━━━━━ RECORDS PROVIDED ━━━━━

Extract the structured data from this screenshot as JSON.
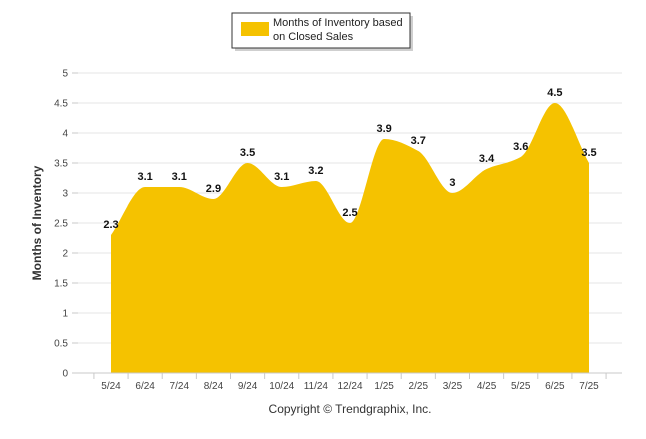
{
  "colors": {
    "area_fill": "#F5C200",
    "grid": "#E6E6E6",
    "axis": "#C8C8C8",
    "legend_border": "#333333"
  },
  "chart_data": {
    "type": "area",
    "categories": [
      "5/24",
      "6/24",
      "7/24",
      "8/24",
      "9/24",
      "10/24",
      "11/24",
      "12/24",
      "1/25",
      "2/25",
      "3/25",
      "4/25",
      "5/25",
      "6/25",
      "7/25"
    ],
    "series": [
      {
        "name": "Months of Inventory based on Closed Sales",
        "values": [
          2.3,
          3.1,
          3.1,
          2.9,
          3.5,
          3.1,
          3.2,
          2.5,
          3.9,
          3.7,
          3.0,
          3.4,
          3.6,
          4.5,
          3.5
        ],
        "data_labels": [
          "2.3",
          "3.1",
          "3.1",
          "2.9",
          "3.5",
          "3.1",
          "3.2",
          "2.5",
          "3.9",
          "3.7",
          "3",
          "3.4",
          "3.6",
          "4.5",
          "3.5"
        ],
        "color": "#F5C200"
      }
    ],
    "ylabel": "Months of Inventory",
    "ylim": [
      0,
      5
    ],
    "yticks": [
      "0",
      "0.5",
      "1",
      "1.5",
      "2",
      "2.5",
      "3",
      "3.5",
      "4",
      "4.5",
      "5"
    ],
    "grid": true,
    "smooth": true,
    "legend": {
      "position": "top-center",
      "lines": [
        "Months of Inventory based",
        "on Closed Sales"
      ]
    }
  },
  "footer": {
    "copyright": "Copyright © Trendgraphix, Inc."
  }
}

━━━━━

* WHAT YOU HAVE TO DO *
Your task is to copy the entries in full and exactly, without any images.

* WORKED ANSWER *
Extract the structured data from this screenshot as JSON.
{
  "colors": {
    "area_fill": "#F5C200",
    "grid": "#E6E6E6",
    "axis": "#C8C8C8",
    "legend_border": "#333333"
  },
  "chart_data": {
    "type": "area",
    "categories": [
      "5/24",
      "6/24",
      "7/24",
      "8/24",
      "9/24",
      "10/24",
      "11/24",
      "12/24",
      "1/25",
      "2/25",
      "3/25",
      "4/25",
      "5/25",
      "6/25",
      "7/25"
    ],
    "series": [
      {
        "name": "Months of Inventory based on Closed Sales",
        "values": [
          2.3,
          3.1,
          3.1,
          2.9,
          3.5,
          3.1,
          3.2,
          2.5,
          3.9,
          3.7,
          3.0,
          3.4,
          3.6,
          4.5,
          3.5
        ],
        "data_labels": [
          "2.3",
          "3.1",
          "3.1",
          "2.9",
          "3.5",
          "3.1",
          "3.2",
          "2.5",
          "3.9",
          "3.7",
          "3",
          "3.4",
          "3.6",
          "4.5",
          "3.5"
        ],
        "color": "#F5C200"
      }
    ],
    "ylabel": "Months of Inventory",
    "ylim": [
      0,
      5
    ],
    "yticks": [
      "0",
      "0.5",
      "1",
      "1.5",
      "2",
      "2.5",
      "3",
      "3.5",
      "4",
      "4.5",
      "5"
    ],
    "grid": true,
    "smooth": true,
    "legend": {
      "position": "top-center",
      "lines": [
        "Months of Inventory based",
        "on Closed Sales"
      ]
    }
  },
  "footer": {
    "copyright": "Copyright © Trendgraphix, Inc."
  }
}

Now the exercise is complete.